*EXERCISE PROMPT*: Select all lines in the records that include "description".

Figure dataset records

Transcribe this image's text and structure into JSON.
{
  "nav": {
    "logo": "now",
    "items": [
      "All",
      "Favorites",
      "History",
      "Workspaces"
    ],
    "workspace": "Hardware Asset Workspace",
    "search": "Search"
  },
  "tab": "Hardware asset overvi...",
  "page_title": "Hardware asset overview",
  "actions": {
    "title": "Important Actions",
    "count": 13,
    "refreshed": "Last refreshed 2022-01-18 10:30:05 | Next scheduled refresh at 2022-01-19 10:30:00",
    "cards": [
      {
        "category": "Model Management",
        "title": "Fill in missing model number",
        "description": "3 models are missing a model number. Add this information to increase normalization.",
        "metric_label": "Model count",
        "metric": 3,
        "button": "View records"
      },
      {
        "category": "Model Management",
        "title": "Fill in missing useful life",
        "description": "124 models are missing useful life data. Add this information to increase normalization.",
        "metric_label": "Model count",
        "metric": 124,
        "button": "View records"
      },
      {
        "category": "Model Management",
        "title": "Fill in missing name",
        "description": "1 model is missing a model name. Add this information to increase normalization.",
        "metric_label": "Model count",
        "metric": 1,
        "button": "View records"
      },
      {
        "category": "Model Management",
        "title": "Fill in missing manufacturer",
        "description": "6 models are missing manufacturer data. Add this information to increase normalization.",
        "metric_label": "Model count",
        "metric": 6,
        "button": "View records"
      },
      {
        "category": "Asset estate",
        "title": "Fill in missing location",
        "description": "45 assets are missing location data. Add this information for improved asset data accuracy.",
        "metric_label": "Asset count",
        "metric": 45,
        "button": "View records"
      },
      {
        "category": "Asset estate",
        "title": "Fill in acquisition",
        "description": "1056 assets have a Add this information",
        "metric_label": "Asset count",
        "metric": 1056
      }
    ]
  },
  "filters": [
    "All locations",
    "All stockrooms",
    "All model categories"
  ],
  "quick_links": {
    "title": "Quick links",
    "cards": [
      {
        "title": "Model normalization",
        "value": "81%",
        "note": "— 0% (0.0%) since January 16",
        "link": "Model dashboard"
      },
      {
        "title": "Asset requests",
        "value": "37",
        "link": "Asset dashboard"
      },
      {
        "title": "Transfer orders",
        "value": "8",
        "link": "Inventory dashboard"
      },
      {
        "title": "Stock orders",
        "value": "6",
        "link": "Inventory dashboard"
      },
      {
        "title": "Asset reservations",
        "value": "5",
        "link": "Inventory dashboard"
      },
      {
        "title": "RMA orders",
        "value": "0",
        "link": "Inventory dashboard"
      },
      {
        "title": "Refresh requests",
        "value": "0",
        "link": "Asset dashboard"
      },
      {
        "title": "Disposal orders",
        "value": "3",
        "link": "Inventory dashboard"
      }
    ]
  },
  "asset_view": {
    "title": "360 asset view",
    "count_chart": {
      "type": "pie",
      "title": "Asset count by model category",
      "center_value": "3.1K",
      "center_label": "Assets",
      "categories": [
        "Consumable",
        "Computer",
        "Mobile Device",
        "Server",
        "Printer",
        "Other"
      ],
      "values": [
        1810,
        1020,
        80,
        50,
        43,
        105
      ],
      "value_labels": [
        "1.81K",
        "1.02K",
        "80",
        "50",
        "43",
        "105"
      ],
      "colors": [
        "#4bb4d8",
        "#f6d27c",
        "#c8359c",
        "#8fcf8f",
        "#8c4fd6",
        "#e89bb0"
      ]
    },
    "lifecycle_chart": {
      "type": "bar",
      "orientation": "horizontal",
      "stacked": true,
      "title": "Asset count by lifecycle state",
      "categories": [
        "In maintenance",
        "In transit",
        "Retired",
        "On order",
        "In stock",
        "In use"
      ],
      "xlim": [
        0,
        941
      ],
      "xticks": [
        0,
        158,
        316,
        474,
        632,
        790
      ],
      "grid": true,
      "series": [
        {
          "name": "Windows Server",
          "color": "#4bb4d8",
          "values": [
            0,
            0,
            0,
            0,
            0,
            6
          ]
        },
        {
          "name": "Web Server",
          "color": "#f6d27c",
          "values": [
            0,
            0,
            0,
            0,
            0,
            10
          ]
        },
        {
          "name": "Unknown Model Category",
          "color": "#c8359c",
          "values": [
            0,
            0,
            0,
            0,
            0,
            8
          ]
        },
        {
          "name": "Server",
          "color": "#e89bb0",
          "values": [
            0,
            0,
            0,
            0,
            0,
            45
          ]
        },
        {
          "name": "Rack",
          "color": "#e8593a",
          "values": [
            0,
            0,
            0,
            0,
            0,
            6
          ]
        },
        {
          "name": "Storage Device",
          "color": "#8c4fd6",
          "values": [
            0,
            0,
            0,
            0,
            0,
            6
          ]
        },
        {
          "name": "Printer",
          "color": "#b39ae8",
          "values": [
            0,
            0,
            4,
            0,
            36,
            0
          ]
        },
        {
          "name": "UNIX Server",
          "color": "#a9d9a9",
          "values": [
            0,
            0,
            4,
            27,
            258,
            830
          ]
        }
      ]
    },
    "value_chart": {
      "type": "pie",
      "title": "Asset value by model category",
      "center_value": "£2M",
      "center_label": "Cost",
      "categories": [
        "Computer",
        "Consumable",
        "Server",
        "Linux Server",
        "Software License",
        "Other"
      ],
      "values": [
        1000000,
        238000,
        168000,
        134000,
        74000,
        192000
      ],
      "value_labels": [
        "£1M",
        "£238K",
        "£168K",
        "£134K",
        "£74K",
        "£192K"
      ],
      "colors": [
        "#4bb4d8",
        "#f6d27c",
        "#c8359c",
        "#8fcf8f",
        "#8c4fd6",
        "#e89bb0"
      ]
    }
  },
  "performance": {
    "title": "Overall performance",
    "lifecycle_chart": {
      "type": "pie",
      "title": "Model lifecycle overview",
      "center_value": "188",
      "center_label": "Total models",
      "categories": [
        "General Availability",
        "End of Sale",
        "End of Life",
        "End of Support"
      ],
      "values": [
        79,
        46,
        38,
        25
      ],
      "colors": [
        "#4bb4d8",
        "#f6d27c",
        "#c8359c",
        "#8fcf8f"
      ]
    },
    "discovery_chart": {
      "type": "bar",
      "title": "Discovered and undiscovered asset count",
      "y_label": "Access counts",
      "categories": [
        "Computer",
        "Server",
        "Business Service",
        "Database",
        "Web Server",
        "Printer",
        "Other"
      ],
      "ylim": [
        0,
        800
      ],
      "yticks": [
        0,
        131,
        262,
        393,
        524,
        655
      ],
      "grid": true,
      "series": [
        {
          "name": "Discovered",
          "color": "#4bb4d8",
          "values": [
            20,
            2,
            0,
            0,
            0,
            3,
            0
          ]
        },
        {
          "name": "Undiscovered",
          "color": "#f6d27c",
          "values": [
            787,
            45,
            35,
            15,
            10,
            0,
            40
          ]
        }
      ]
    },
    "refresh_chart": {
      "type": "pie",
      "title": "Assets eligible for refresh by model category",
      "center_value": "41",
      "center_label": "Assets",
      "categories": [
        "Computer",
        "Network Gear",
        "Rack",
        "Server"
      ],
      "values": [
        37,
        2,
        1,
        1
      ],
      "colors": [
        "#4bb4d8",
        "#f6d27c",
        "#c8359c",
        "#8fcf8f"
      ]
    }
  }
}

--

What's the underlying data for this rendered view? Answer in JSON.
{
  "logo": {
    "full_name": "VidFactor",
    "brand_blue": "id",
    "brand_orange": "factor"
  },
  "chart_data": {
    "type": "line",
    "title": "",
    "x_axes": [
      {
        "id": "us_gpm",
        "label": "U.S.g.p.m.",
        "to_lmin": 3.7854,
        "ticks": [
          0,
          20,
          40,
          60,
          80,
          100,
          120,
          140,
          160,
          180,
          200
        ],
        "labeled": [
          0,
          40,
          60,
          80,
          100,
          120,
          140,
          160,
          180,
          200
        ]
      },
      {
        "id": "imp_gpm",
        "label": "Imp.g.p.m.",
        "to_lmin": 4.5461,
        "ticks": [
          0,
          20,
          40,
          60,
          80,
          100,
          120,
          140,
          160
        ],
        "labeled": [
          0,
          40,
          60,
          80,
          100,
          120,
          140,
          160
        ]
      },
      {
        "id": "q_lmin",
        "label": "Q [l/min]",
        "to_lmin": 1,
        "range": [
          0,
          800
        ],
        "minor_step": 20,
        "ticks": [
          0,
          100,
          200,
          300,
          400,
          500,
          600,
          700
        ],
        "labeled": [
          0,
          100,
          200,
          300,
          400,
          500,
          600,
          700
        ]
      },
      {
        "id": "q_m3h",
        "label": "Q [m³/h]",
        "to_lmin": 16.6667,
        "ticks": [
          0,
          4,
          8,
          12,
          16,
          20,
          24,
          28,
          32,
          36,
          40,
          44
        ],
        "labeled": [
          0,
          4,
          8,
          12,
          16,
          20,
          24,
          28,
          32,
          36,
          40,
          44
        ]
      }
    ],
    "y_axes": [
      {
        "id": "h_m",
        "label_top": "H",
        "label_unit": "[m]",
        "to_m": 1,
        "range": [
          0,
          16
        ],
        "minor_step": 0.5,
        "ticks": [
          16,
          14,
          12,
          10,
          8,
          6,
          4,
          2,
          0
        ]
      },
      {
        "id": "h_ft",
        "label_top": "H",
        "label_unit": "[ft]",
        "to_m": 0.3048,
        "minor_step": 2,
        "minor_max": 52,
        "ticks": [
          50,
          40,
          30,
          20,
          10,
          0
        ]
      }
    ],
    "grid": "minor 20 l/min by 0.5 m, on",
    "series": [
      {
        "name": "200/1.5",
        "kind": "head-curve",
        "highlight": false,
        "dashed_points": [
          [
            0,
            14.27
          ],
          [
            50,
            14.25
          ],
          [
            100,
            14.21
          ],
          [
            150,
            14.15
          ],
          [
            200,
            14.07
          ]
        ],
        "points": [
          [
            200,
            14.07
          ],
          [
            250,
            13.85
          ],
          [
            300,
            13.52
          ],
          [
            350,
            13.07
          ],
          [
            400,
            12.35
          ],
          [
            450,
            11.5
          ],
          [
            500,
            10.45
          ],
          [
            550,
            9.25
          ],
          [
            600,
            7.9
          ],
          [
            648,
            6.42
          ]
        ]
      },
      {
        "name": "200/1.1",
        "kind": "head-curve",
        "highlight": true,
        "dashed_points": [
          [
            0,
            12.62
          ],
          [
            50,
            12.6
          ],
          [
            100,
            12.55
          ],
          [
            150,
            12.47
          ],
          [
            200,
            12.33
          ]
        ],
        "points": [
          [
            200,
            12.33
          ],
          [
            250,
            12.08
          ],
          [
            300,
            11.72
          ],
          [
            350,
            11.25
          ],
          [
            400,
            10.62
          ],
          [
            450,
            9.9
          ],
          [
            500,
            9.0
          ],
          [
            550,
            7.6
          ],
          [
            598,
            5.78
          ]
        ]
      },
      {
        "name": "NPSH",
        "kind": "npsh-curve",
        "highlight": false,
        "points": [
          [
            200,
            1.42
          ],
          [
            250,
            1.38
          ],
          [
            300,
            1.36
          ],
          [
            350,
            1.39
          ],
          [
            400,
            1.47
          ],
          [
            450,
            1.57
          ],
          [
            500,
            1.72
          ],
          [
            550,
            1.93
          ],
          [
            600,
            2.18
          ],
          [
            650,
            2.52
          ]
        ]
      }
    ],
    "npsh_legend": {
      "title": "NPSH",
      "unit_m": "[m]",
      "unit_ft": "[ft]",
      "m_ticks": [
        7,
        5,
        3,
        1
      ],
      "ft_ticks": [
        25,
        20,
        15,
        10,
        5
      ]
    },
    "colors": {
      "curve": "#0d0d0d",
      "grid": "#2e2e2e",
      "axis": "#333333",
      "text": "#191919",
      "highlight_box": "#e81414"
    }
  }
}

*IN RESPONSE*:
        "description": "3 models are missing a model number. Add this information to increase normalization.",
        "description": "124 models are missing useful life data. Add this information to increase normalization.",
        "description": "1 model is missing a model name. Add this information to increase normalization.",
        "description": "6 models are missing manufacturer data. Add this information to increase normalization.",
        "description": "45 assets are missing location data. Add this information for improved asset data accuracy.",
        "description": "1056 assets have a Add this information",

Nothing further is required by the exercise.